**Your assignment**
No pictures in the copy. Write out the listing below exactly.

************

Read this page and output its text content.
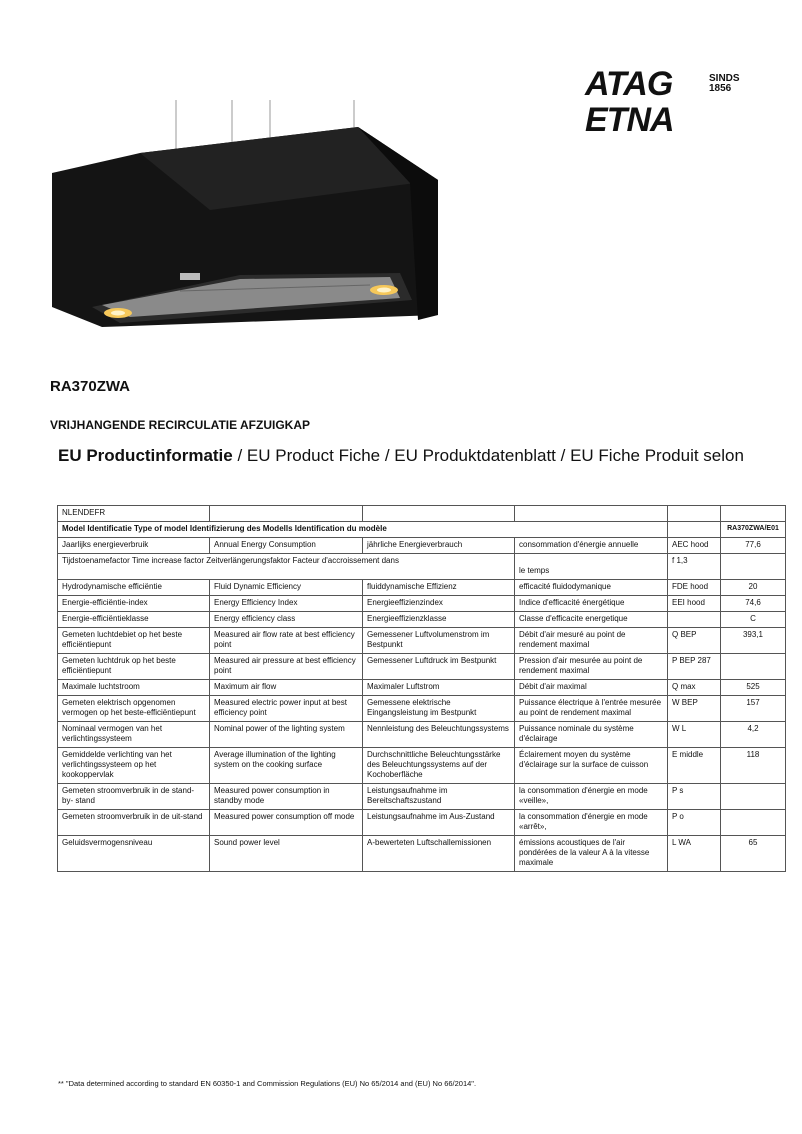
ATAG ETNA
SINDS
1856
RA370ZWA
VRIJHANGENDE RECIRCULATIE AFZUIGKAP
EU Productinformatie / EU Product Fiche / EU Produktdatenblatt / EU Fiche Produit selon
NLENDEFR					
Model Identificatie Type of model Identifizierung des Modells Identification du modèle					RA370ZWA/E01
Jaarlijks energieverbruik	Annual Energy Consumption	jährliche Energieverbrauch	consommation d'énergie annuelle	AEC hood	77,6
Tijdstoenamefactor Time increase factor Zeitverlängerungsfaktor Facteur d'accroissement dans			le temps	f 1,3	
Hydrodynamische efficiëntie	Fluid Dynamic Efficiency	fluiddynamische Effizienz	efficacité fluidodymanique	FDE hood	20
Energie-efficiëntie-index	Energy Efficiency Index	Energieeffizienzindex	Indice d'efficacité énergétique	EEI hood	74,6
Energie-efficiëntieklasse	Energy efficiency class	Energieeffizienzklasse	Classe d'efficacite energetique		C
Gemeten luchtdebiet op het beste efficiëntiepunt	Measured air flow rate at best efficiency point	Gemessener Luftvolumenstrom im Bestpunkt	Débit d'air mesuré au point de rendement maximal	Q BEP	393,1
Gemeten luchtdruk op het beste efficiëntiepunt	Measured air pressure at best efficiency point	Gemessener Luftdruck im Bestpunkt	Pression d'air mesurée au point de rendement maximal	P BEP 287	
Maximale luchtstroom	Maximum air flow	Maximaler Luftstrom	Débit d'air maximal	Q max	525
Gemeten elektrisch opgenomen vermogen op het beste-efficiëntiepunt	Measured electric power input at best efficiency point	Gemessene elektrische Eingangsleistung im Bestpunkt	Puissance électrique à l'entrée mesurée au point de rendement maximal	W BEP	157
Nominaal vermogen van het verlichtingssysteem	Nominal power of the lighting system	Nennleistung des Beleuchtungssystems	Puissance nominale du système d'éclairage	W L	4,2
Gemiddelde verlichting van het verlichtingssysteem op het kookoppervlak	Average illumination of the lighting system on the cooking surface	Durchschnittliche Beleuchtungsstärke des Beleuchtungssystems auf der Kochoberfläche	Éclairement moyen du système d'éclairage sur la surface de cuisson	E middle	118
Gemeten stroomverbruik in de stand-by- stand	Measured power consumption in standby mode	Leistungsaufnahme im Bereitschaftszustand	la consommation d'énergie en mode «veille»,	P s	
Gemeten stroomverbruik in de uit-stand	Measured power consumption off mode	Leistungsaufnahme im Aus-Zustand	la consommation d'énergie en mode «arrêt»,	P o	
Geluidsvermogensniveau	Sound power level	A-bewerteten Luftschallemissionen	émissions acoustiques de l'air pondérées de la valeur A à la vitesse maximale	L WA	65
** "Data determined according to standard EN 60350-1 and Commission Regulations (EU) No 65/2014 and (EU) No 66/2014".
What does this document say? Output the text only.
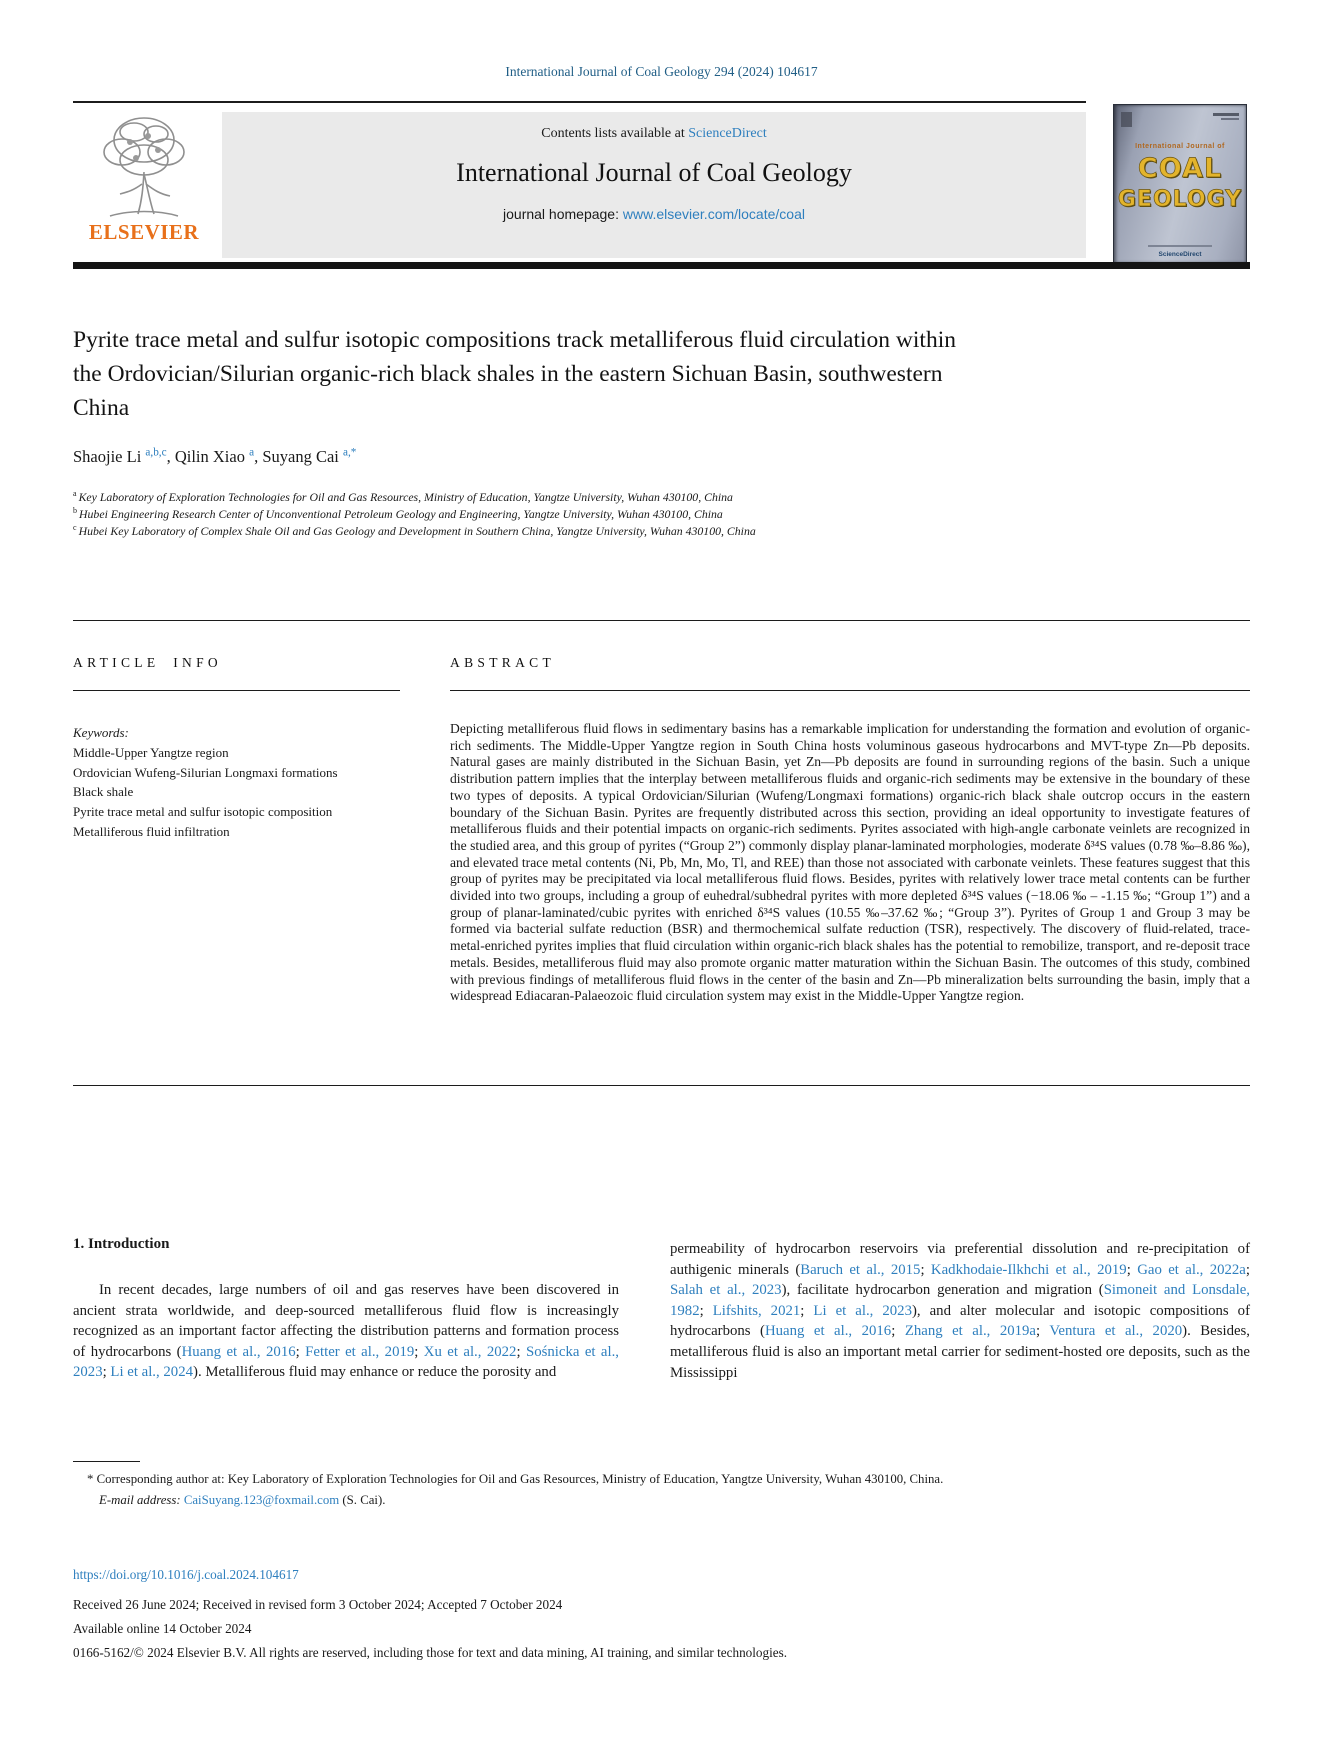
International Journal of Coal Geology 294 (2024) 104617
ELSEVIER
Contents lists available at ScienceDirect
International Journal of Coal Geology
journal homepage: www.elsevier.com/locate/coal
International Journal of
COAL
GEOLOGY
ScienceDirect
Pyrite trace metal and sulfur isotopic compositions track metalliferous fluid circulation within the Ordovician/Silurian organic-rich black shales in the eastern Sichuan Basin, southwestern China
Shaojie Li $^{a,b,c}$, Qilin Xiao $^a$, Suyang Cai $^{a,*}$
$^a$ Key Laboratory of Exploration Technologies for Oil and Gas Resources, Ministry of Education, Yangtze University, Wuhan 430100, China
$^b$ Hubei Engineering Research Center of Unconventional Petroleum Geology and Engineering, Yangtze University, Wuhan 430100, China
$^c$ Hubei Key Laboratory of Complex Shale Oil and Gas Geology and Development in Southern China, Yangtze University, Wuhan 430100, China
ARTICLE INFO
Keywords:
Middle-Upper Yangtze region
Ordovician Wufeng-Silurian Longmaxi formations
Black shale
Pyrite trace metal and sulfur isotopic composition
Metalliferous fluid infiltration
ABSTRACT
Depicting metalliferous fluid flows in sedimentary basins has a remarkable implication for understanding the formation and evolution of organic-rich sediments. The Middle-Upper Yangtze region in South China hosts voluminous gaseous hydrocarbons and MVT-type Zn—Pb deposits. Natural gases are mainly distributed in the Sichuan Basin, yet Zn—Pb deposits are found in surrounding regions of the basin. Such a unique distribution pattern implies that the interplay between metalliferous fluids and organic-rich sediments may be extensive in the boundary of these two types of deposits. A typical Ordovician/Silurian (Wufeng/Longmaxi formations) organic-rich black shale outcrop occurs in the eastern boundary of the Sichuan Basin. Pyrites are frequently distributed across this section, providing an ideal opportunity to investigate features of metalliferous fluids and their potential impacts on organic-rich sediments. Pyrites associated with high-angle carbonate veinlets are recognized in the studied area, and this group of pyrites (“Group 2”) commonly display planar-laminated morphologies, moderate δ³⁴S values (0.78 ‰–8.86 ‰), and elevated trace metal contents (Ni, Pb, Mn, Mo, Tl, and REE) than those not associated with carbonate veinlets. These features suggest that this group of pyrites may be precipitated via local metalliferous fluid flows. Besides, pyrites with relatively lower trace metal contents can be further divided into two groups, including a group of euhedral/subhedral pyrites with more depleted δ³⁴S values (−18.06 ‰ – -1.15 ‰; “Group 1”) and a group of planar-laminated/cubic pyrites with enriched δ³⁴S values (10.55 ‰–37.62 ‰; “Group 3”). Pyrites of Group 1 and Group 3 may be formed via bacterial sulfate reduction (BSR) and thermochemical sulfate reduction (TSR), respectively. The discovery of fluid-related, trace-metal-enriched pyrites implies that fluid circulation within organic-rich black shales has the potential to remobilize, transport, and re-deposit trace metals. Besides, metalliferous fluid may also promote organic matter maturation within the Sichuan Basin. The outcomes of this study, combined with previous findings of metalliferous fluid flows in the center of the basin and Zn—Pb mineralization belts surrounding the basin, imply that a widespread Ediacaran-Palaeozoic fluid circulation system may exist in the Middle-Upper Yangtze region.
1. Introduction
In recent decades, large numbers of oil and gas reserves have been discovered in ancient strata worldwide, and deep-sourced metalliferous fluid flow is increasingly recognized as an important factor affecting the distribution patterns and formation process of hydrocarbons (Huang et al., 2016; Fetter et al., 2019; Xu et al., 2022; Sośnicka et al., 2023; Li et al., 2024). Metalliferous fluid may enhance or reduce the porosity and
permeability of hydrocarbon reservoirs via preferential dissolution and re-precipitation of authigenic minerals (Baruch et al., 2015; Kadkhodaie-Ilkhchi et al., 2019; Gao et al., 2022a; Salah et al., 2023), facilitate hydrocarbon generation and migration (Simoneit and Lonsdale, 1982; Lifshits, 2021; Li et al., 2023), and alter molecular and isotopic compositions of hydrocarbons (Huang et al., 2016; Zhang et al., 2019a; Ventura et al., 2020). Besides, metalliferous fluid is also an important metal carrier for sediment-hosted ore deposits, such as the Mississippi
* Corresponding author at: Key Laboratory of Exploration Technologies for Oil and Gas Resources, Ministry of Education, Yangtze University, Wuhan 430100, China.
E-mail address: CaiSuyang.123@foxmail.com (S. Cai).
https://doi.org/10.1016/j.coal.2024.104617
Received 26 June 2024; Received in revised form 3 October 2024; Accepted 7 October 2024
Available online 14 October 2024
0166-5162/© 2024 Elsevier B.V. All rights are reserved, including those for text and data mining, AI training, and similar technologies.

************

**Answer area**
Read this page and output its text content.
ATAG ETNA
SINDS
1856
RA370ZWA
VRIJHANGENDE RECIRCULATIE AFZUIGKAP
EU Productinformatie / EU Product Fiche / EU Produktdatenblatt / EU Fiche Produit selon
NLENDEFR					
Model Identificatie Type of model Identifizierung des Modells Identification du modèle					RA370ZWA/E01
Jaarlijks energieverbruik	Annual Energy Consumption	jährliche Energieverbrauch	consommation d'énergie annuelle	AEC hood	77,6
Tijdstoenamefactor Time increase factor Zeitverlängerungsfaktor Facteur d'accroissement dans			le temps	f 1,3	
Hydrodynamische efficiëntie	Fluid Dynamic Efficiency	fluiddynamische Effizienz	efficacité fluidodymanique	FDE hood	20
Energie-efficiëntie-index	Energy Efficiency Index	Energieeffizienzindex	Indice d'efficacité énergétique	EEI hood	74,6
Energie-efficiëntieklasse	Energy efficiency class	Energieeffizienzklasse	Classe d'efficacite energetique		C
Gemeten luchtdebiet op het beste efficiëntiepunt	Measured air flow rate at best efficiency point	Gemessener Luftvolumenstrom im Bestpunkt	Débit d'air mesuré au point de rendement maximal	Q BEP	393,1
Gemeten luchtdruk op het beste efficiëntiepunt	Measured air pressure at best efficiency point	Gemessener Luftdruck im Bestpunkt	Pression d'air mesurée au point de rendement maximal	P BEP 287	
Maximale luchtstroom	Maximum air flow	Maximaler Luftstrom	Débit d'air maximal	Q max	525
Gemeten elektrisch opgenomen vermogen op het beste-efficiëntiepunt	Measured electric power input at best efficiency point	Gemessene elektrische Eingangsleistung im Bestpunkt	Puissance électrique à l'entrée mesurée au point de rendement maximal	W BEP	157
Nominaal vermogen van het verlichtingssysteem	Nominal power of the lighting system	Nennleistung des Beleuchtungssystems	Puissance nominale du système d'éclairage	W L	4,2
Gemiddelde verlichting van het verlichtingssysteem op het kookoppervlak	Average illumination of the lighting system on the cooking surface	Durchschnittliche Beleuchtungsstärke des Beleuchtungssystems auf der Kochoberfläche	Éclairement moyen du système d'éclairage sur la surface de cuisson	E middle	118
Gemeten stroomverbruik in de stand-by- stand	Measured power consumption in standby mode	Leistungsaufnahme im Bereitschaftszustand	la consommation d'énergie en mode «veille»,	P s	
Gemeten stroomverbruik in de uit-stand	Measured power consumption off mode	Leistungsaufnahme im Aus-Zustand	la consommation d'énergie en mode «arrêt»,	P o	
Geluidsvermogensniveau	Sound power level	A-bewerteten Luftschallemissionen	émissions acoustiques de l'air pondérées de la valeur A à la vitesse maximale	L WA	65
** "Data determined according to standard EN 60350-1 and Commission Regulations (EU) No 65/2014 and (EU) No 66/2014".
What does this document say? Output the text only.
International Journal of Coal Geology 294 (2024) 104617
ELSEVIER
Contents lists available at ScienceDirect
International Journal of Coal Geology
journal homepage: www.elsevier.com/locate/coal
International Journal of
COAL
GEOLOGY
ScienceDirect
Pyrite trace metal and sulfur isotopic compositions track metalliferous fluid circulation within the Ordovician/Silurian organic-rich black shales in the eastern Sichuan Basin, southwestern China
Shaojie Li $^{a,b,c}$, Qilin Xiao $^a$, Suyang Cai $^{a,*}$
$^a$ Key Laboratory of Exploration Technologies for Oil and Gas Resources, Ministry of Education, Yangtze University, Wuhan 430100, China
$^b$ Hubei Engineering Research Center of Unconventional Petroleum Geology and Engineering, Yangtze University, Wuhan 430100, China
$^c$ Hubei Key Laboratory of Complex Shale Oil and Gas Geology and Development in Southern China, Yangtze University, Wuhan 430100, China
ARTICLE INFO
Keywords:
Middle-Upper Yangtze region
Ordovician Wufeng-Silurian Longmaxi formations
Black shale
Pyrite trace metal and sulfur isotopic composition
Metalliferous fluid infiltration
ABSTRACT
Depicting metalliferous fluid flows in sedimentary basins has a remarkable implication for understanding the formation and evolution of organic-rich sediments. The Middle-Upper Yangtze region in South China hosts voluminous gaseous hydrocarbons and MVT-type Zn—Pb deposits. Natural gases are mainly distributed in the Sichuan Basin, yet Zn—Pb deposits are found in surrounding regions of the basin. Such a unique distribution pattern implies that the interplay between metalliferous fluids and organic-rich sediments may be extensive in the boundary of these two types of deposits. A typical Ordovician/Silurian (Wufeng/Longmaxi formations) organic-rich black shale outcrop occurs in the eastern boundary of the Sichuan Basin. Pyrites are frequently distributed across this section, providing an ideal opportunity to investigate features of metalliferous fluids and their potential impacts on organic-rich sediments. Pyrites associated with high-angle carbonate veinlets are recognized in the studied area, and this group of pyrites (“Group 2”) commonly display planar-laminated morphologies, moderate δ³⁴S values (0.78 ‰–8.86 ‰), and elevated trace metal contents (Ni, Pb, Mn, Mo, Tl, and REE) than those not associated with carbonate veinlets. These features suggest that this group of pyrites may be precipitated via local metalliferous fluid flows. Besides, pyrites with relatively lower trace metal contents can be further divided into two groups, including a group of euhedral/subhedral pyrites with more depleted δ³⁴S values (−18.06 ‰ – -1.15 ‰; “Group 1”) and a group of planar-laminated/cubic pyrites with enriched δ³⁴S values (10.55 ‰–37.62 ‰; “Group 3”). Pyrites of Group 1 and Group 3 may be formed via bacterial sulfate reduction (BSR) and thermochemical sulfate reduction (TSR), respectively. The discovery of fluid-related, trace-metal-enriched pyrites implies that fluid circulation within organic-rich black shales has the potential to remobilize, transport, and re-deposit trace metals. Besides, metalliferous fluid may also promote organic matter maturation within the Sichuan Basin. The outcomes of this study, combined with previous findings of metalliferous fluid flows in the center of the basin and Zn—Pb mineralization belts surrounding the basin, imply that a widespread Ediacaran-Palaeozoic fluid circulation system may exist in the Middle-Upper Yangtze region.
1. Introduction
In recent decades, large numbers of oil and gas reserves have been discovered in ancient strata worldwide, and deep-sourced metalliferous fluid flow is increasingly recognized as an important factor affecting the distribution patterns and formation process of hydrocarbons (Huang et al., 2016; Fetter et al., 2019; Xu et al., 2022; Sośnicka et al., 2023; Li et al., 2024). Metalliferous fluid may enhance or reduce the porosity and
permeability of hydrocarbon reservoirs via preferential dissolution and re-precipitation of authigenic minerals (Baruch et al., 2015; Kadkhodaie-Ilkhchi et al., 2019; Gao et al., 2022a; Salah et al., 2023), facilitate hydrocarbon generation and migration (Simoneit and Lonsdale, 1982; Lifshits, 2021; Li et al., 2023), and alter molecular and isotopic compositions of hydrocarbons (Huang et al., 2016; Zhang et al., 2019a; Ventura et al., 2020). Besides, metalliferous fluid is also an important metal carrier for sediment-hosted ore deposits, such as the Mississippi
* Corresponding author at: Key Laboratory of Exploration Technologies for Oil and Gas Resources, Ministry of Education, Yangtze University, Wuhan 430100, China.
E-mail address: CaiSuyang.123@foxmail.com (S. Cai).
https://doi.org/10.1016/j.coal.2024.104617
Received 26 June 2024; Received in revised form 3 October 2024; Accepted 7 October 2024
Available online 14 October 2024
0166-5162/© 2024 Elsevier B.V. All rights are reserved, including those for text and data mining, AI training, and similar technologies.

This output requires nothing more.